▶ _DATASET ENTRIES_
:::::
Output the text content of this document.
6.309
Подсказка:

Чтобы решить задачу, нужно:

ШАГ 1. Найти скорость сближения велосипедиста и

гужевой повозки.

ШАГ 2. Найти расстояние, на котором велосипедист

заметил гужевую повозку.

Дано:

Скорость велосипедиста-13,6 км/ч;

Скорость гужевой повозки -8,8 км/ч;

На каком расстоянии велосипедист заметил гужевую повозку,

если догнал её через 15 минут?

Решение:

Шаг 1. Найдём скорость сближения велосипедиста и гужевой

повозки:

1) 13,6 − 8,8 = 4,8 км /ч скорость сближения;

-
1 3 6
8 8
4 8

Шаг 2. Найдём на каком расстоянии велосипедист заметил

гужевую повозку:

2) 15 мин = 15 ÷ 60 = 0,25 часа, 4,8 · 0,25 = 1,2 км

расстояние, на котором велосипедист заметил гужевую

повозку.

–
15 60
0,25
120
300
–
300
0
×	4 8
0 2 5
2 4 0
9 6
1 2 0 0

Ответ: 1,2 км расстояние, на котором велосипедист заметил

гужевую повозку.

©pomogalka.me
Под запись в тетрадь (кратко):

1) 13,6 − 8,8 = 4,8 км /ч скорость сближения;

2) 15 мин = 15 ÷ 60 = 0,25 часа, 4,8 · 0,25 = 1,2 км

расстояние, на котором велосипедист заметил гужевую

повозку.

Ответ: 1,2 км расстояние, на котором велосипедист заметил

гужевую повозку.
:::::
▶ _EXERCISE BRIEF_
Copy the data above in full, character for character.

▶ _TASK OUTPUT_
Output the text content of this document.
6.309
Подсказка:

Чтобы решить задачу, нужно:

ШАГ 1. Найти скорость сближения велосипедиста и

гужевой повозки.

ШАГ 2. Найти расстояние, на котором велосипедист

заметил гужевую повозку.

Дано:

Скорость велосипедиста-13,6 км/ч;

Скорость гужевой повозки -8,8 км/ч;

На каком расстоянии велосипедист заметил гужевую повозку,

если догнал её через 15 минут?

Решение:

Шаг 1. Найдём скорость сближения велосипедиста и гужевой

повозки:

1) 13,6 − 8,8 = 4,8 км /ч скорость сближения;

-
1 3 6
8 8
4 8

Шаг 2. Найдём на каком расстоянии велосипедист заметил

гужевую повозку:

2) 15 мин = 15 ÷ 60 = 0,25 часа, 4,8 · 0,25 = 1,2 км

расстояние, на котором велосипедист заметил гужевую

повозку.

–
15 60
0,25
120
300
–
300
0
×	4 8
0 2 5
2 4 0
9 6
1 2 0 0

Ответ: 1,2 км расстояние, на котором велосипедист заметил

гужевую повозку.

©pomogalka.me
Под запись в тетрадь (кратко):

1) 13,6 − 8,8 = 4,8 км /ч скорость сближения;

2) 15 мин = 15 ÷ 60 = 0,25 часа, 4,8 · 0,25 = 1,2 км

расстояние, на котором велосипедист заметил гужевую

повозку.

Ответ: 1,2 км расстояние, на котором велосипедист заметил

гужевую повозку.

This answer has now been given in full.